:: What is being asked ::
Extract all data as written.

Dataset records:
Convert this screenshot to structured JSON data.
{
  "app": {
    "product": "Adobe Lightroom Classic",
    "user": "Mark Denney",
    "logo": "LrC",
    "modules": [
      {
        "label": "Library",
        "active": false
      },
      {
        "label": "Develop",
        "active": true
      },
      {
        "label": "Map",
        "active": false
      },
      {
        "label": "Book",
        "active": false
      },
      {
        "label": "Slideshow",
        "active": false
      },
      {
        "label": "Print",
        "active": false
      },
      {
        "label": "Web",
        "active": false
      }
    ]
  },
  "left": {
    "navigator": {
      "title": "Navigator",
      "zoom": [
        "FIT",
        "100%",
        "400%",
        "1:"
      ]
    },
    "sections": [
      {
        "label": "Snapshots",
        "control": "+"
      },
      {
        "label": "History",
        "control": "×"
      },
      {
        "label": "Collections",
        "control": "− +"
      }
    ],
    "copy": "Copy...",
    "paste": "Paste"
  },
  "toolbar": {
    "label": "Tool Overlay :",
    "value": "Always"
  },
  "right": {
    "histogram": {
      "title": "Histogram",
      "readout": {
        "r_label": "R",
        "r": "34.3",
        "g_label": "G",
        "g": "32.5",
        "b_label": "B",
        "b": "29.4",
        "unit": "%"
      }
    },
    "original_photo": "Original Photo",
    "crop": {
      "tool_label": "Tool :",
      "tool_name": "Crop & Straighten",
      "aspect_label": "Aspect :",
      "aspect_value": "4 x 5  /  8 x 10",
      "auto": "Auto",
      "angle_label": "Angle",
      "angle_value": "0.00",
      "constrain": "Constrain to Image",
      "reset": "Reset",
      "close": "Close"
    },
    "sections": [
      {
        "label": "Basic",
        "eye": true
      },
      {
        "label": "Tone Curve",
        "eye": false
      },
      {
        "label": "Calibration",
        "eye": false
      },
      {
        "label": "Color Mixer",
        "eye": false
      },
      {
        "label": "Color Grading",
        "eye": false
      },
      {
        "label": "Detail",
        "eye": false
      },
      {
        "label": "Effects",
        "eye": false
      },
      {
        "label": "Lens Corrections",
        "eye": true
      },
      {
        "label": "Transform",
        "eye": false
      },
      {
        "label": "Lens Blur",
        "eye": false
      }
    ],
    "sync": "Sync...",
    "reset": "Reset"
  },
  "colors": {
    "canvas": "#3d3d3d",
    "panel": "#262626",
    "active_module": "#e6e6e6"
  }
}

:: The output ::
Convert this screenshot to structured JSON data.
{
  "app": {
    "product": "Adobe Lightroom Classic",
    "user": "Mark Denney",
    "logo": "LrC",
    "modules": [
      {
        "label": "Library",
        "active": false
      },
      {
        "label": "Develop",
        "active": true
      },
      {
        "label": "Map",
        "active": false
      },
      {
        "label": "Book",
        "active": false
      },
      {
        "label": "Slideshow",
        "active": false
      },
      {
        "label": "Print",
        "active": false
      },
      {
        "label": "Web",
        "active": false
      }
    ]
  },
  "left": {
    "navigator": {
      "title": "Navigator",
      "zoom": [
        "FIT",
        "100%",
        "400%",
        "1:"
      ]
    },
    "sections": [
      {
        "label": "Snapshots",
        "control": "+"
      },
      {
        "label": "History",
        "control": "×"
      },
      {
        "label": "Collections",
        "control": "− +"
      }
    ],
    "copy": "Copy...",
    "paste": "Paste"
  },
  "toolbar": {
    "label": "Tool Overlay :",
    "value": "Always"
  },
  "right": {
    "histogram": {
      "title": "Histogram",
      "readout": {
        "r_label": "R",
        "r": "34.3",
        "g_label": "G",
        "g": "32.5",
        "b_label": "B",
        "b": "29.4",
        "unit": "%"
      }
    },
    "original_photo": "Original Photo",
    "crop": {
      "tool_label": "Tool :",
      "tool_name": "Crop & Straighten",
      "aspect_label": "Aspect :",
      "aspect_value": "4 x 5  /  8 x 10",
      "auto": "Auto",
      "angle_label": "Angle",
      "angle_value": "0.00",
      "constrain": "Constrain to Image",
      "reset": "Reset",
      "close": "Close"
    },
    "sections": [
      {
        "label": "Basic",
        "eye": true
      },
      {
        "label": "Tone Curve",
        "eye": false
      },
      {
        "label": "Calibration",
        "eye": false
      },
      {
        "label": "Color Mixer",
        "eye": false
      },
      {
        "label": "Color Grading",
        "eye": false
      },
      {
        "label": "Detail",
        "eye": false
      },
      {
        "label": "Effects",
        "eye": false
      },
      {
        "label": "Lens Corrections",
        "eye": true
      },
      {
        "label": "Transform",
        "eye": false
      },
      {
        "label": "Lens Blur",
        "eye": false
      }
    ],
    "sync": "Sync...",
    "reset": "Reset"
  },
  "colors": {
    "canvas": "#3d3d3d",
    "panel": "#262626",
    "active_module": "#e6e6e6"
  }
}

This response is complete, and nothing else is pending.